_Directions_
In the records below, find each line with the word "centro" and copy it.

_Extracted entries_

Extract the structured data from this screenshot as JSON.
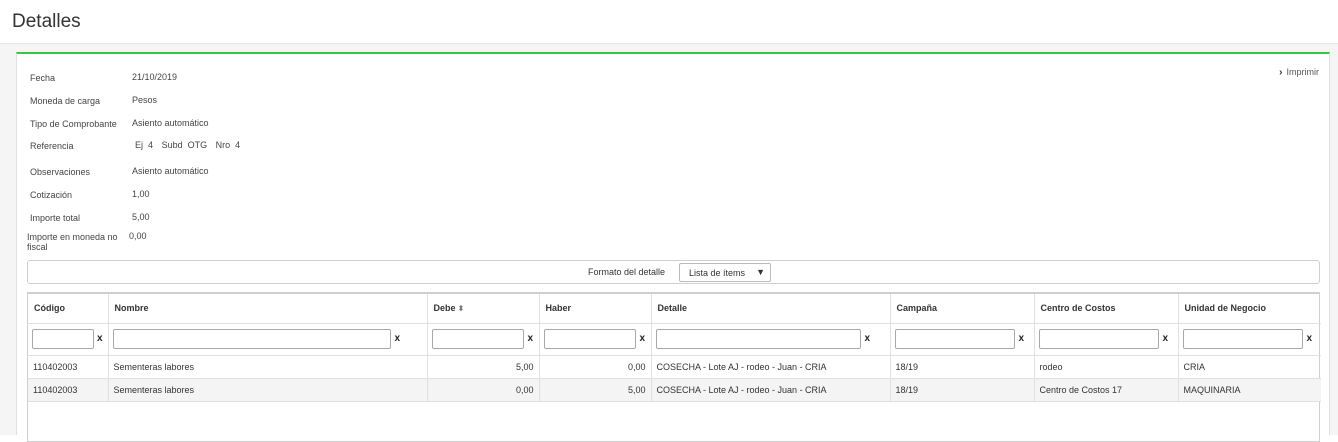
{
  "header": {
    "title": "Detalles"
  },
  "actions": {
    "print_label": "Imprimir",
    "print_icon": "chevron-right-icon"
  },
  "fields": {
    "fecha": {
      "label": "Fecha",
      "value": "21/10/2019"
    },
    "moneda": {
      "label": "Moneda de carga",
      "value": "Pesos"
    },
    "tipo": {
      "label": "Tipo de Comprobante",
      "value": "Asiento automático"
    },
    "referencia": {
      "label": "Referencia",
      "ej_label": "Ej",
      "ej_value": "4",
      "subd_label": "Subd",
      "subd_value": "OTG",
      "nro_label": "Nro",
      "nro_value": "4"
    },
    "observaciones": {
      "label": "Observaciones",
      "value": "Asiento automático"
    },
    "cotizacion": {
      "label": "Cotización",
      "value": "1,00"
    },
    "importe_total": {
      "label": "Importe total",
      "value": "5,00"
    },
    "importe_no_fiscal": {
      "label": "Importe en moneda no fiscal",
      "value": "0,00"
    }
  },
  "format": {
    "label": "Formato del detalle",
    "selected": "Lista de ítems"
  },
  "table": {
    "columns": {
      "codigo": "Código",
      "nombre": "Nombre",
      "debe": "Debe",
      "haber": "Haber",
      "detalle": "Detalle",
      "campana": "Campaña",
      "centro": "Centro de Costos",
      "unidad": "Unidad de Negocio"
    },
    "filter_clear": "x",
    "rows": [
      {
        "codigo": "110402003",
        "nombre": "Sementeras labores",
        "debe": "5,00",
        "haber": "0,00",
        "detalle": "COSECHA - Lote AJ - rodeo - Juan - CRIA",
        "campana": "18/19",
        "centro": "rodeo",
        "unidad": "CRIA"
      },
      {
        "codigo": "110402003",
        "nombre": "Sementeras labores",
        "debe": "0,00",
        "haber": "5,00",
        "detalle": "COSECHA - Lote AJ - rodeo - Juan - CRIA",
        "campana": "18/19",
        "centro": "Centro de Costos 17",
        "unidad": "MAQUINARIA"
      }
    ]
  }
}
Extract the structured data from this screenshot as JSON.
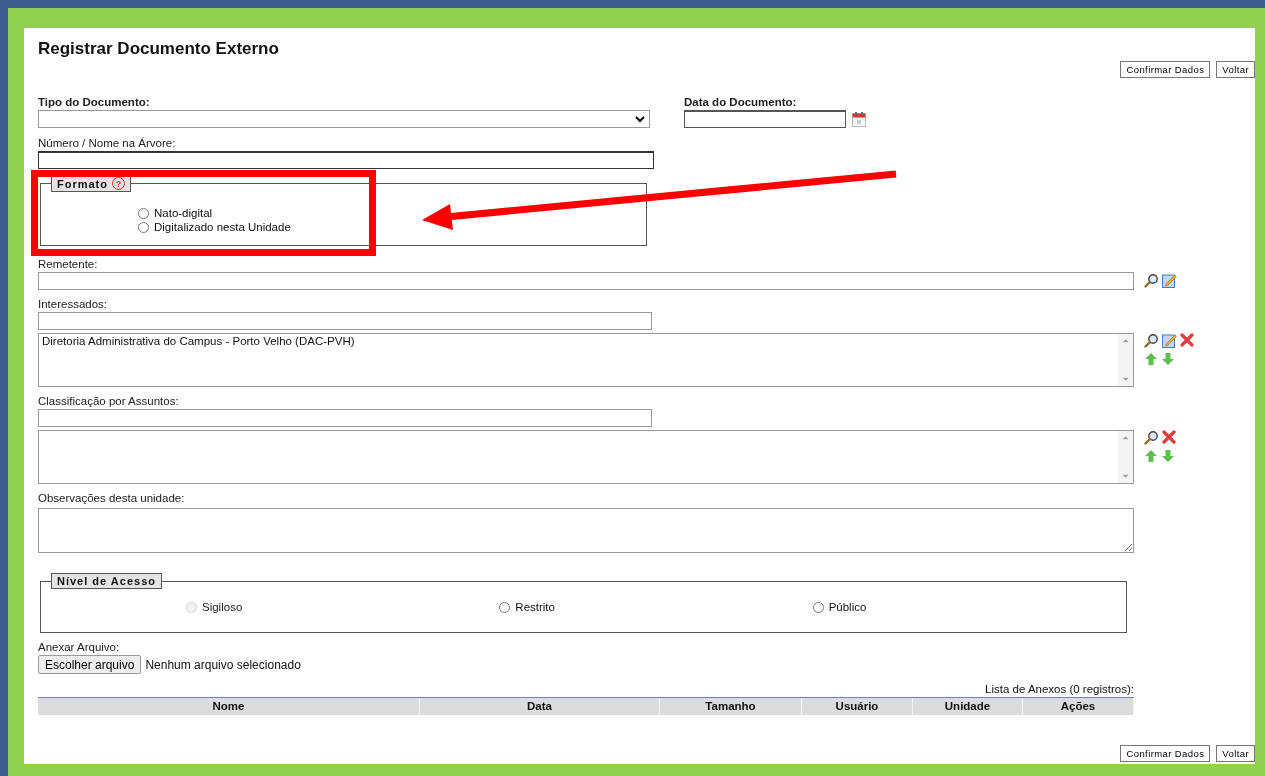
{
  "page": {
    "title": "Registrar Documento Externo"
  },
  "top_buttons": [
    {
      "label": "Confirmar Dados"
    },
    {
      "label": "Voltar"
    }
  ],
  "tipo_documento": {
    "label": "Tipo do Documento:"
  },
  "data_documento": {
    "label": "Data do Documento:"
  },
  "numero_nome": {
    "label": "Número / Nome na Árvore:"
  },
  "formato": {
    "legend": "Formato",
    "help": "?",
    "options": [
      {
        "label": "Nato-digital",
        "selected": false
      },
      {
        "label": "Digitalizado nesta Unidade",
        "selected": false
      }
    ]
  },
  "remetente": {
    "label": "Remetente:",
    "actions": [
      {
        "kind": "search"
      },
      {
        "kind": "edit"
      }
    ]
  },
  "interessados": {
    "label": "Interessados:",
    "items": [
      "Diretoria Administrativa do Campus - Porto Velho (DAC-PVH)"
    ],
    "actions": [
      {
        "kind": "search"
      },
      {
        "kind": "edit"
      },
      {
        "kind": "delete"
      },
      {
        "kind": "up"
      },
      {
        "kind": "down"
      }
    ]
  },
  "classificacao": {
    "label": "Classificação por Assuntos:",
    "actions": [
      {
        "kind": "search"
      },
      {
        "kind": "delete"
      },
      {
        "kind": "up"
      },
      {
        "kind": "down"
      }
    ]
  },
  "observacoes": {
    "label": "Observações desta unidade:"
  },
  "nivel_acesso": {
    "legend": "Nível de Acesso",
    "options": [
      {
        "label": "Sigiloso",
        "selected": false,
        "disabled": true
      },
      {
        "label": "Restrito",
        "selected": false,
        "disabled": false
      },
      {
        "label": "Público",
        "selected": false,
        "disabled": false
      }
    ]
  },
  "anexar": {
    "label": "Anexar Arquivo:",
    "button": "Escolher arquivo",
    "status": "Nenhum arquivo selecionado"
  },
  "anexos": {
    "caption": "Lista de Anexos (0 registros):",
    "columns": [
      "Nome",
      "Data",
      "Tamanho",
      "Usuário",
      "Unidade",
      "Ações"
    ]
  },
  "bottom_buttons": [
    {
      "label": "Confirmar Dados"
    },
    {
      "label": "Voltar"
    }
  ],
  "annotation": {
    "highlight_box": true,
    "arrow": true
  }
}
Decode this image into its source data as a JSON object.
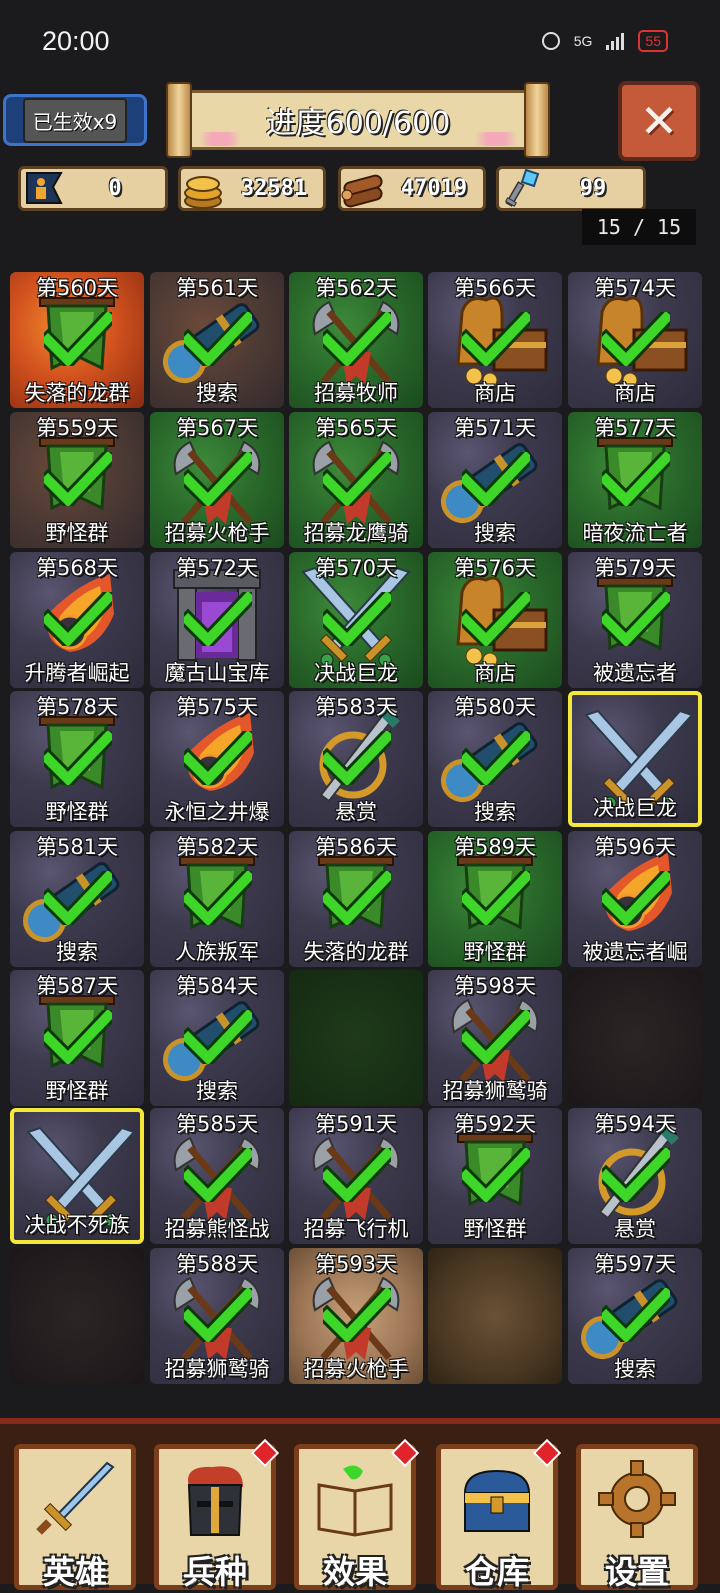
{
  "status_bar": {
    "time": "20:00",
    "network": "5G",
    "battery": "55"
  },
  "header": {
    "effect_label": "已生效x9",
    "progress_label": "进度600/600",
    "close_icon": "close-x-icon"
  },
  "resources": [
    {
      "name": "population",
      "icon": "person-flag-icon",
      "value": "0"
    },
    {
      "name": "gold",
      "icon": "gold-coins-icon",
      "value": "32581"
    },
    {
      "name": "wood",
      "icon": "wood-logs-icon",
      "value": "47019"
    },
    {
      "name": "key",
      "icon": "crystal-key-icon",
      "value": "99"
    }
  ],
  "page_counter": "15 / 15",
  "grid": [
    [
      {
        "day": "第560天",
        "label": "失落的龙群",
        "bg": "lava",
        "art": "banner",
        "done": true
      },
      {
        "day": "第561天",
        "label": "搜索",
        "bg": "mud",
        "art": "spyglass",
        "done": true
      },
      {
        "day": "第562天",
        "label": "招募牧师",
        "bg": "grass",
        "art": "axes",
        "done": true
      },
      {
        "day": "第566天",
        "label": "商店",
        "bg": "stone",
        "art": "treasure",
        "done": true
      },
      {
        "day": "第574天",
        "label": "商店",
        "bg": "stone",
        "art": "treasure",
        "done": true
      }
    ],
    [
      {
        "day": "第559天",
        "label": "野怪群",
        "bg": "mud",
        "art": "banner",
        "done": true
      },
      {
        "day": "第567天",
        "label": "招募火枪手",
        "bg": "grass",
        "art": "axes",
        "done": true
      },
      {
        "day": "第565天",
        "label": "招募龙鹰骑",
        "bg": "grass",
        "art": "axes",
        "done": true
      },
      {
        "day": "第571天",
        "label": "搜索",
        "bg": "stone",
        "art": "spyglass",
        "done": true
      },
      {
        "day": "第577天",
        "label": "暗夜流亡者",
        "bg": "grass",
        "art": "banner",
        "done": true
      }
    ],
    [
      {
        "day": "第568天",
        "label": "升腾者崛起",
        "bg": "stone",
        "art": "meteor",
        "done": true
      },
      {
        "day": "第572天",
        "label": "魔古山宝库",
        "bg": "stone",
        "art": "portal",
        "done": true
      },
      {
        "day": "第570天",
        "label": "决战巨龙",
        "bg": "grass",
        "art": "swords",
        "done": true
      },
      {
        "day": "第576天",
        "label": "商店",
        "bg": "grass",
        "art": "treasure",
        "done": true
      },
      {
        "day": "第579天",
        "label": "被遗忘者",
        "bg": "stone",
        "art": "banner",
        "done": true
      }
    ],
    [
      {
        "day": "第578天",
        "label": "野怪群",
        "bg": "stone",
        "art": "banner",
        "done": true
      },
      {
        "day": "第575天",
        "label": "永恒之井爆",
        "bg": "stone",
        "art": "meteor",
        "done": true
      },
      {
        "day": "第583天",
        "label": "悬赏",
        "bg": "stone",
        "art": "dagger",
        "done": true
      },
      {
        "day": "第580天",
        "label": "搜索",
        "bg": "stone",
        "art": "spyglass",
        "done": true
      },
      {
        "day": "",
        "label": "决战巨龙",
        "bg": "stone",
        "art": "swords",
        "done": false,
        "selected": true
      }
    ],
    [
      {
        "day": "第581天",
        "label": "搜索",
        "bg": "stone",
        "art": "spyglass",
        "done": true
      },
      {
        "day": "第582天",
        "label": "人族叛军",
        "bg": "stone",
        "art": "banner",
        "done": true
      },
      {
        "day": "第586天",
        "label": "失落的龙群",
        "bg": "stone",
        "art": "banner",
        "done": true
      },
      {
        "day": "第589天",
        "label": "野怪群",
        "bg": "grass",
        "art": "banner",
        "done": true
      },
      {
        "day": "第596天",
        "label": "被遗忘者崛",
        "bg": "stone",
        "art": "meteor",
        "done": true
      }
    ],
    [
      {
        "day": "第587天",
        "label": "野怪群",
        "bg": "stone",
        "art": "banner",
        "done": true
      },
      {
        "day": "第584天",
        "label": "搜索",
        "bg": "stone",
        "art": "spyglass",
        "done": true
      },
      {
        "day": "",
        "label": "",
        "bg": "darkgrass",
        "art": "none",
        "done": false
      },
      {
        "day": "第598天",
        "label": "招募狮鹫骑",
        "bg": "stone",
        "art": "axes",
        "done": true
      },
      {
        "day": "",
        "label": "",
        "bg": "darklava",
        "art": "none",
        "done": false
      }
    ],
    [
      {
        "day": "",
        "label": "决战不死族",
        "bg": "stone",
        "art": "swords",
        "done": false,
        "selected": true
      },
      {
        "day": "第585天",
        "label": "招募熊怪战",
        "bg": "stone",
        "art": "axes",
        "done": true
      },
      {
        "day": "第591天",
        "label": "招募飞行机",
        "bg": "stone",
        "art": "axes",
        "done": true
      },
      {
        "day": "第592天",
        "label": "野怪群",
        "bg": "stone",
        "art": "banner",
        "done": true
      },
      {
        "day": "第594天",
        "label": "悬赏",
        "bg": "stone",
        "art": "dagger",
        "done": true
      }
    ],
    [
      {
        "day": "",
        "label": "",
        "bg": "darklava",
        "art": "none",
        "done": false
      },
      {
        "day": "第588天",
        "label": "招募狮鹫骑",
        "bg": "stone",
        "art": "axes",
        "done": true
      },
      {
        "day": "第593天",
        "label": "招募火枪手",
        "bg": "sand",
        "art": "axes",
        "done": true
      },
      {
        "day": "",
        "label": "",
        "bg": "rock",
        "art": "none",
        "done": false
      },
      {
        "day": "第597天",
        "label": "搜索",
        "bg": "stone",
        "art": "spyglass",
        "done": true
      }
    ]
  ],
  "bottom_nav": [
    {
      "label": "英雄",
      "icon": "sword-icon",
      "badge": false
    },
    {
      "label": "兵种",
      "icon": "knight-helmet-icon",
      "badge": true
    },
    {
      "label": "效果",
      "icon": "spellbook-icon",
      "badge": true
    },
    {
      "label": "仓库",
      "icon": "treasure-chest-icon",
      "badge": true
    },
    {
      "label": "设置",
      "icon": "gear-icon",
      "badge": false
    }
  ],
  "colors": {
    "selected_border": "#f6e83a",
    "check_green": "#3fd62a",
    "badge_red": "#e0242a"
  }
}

_Answer_
      "centro": "Centro de Costos",
        "centro": "rodeo",
        "centro": "Centro de Costos 17",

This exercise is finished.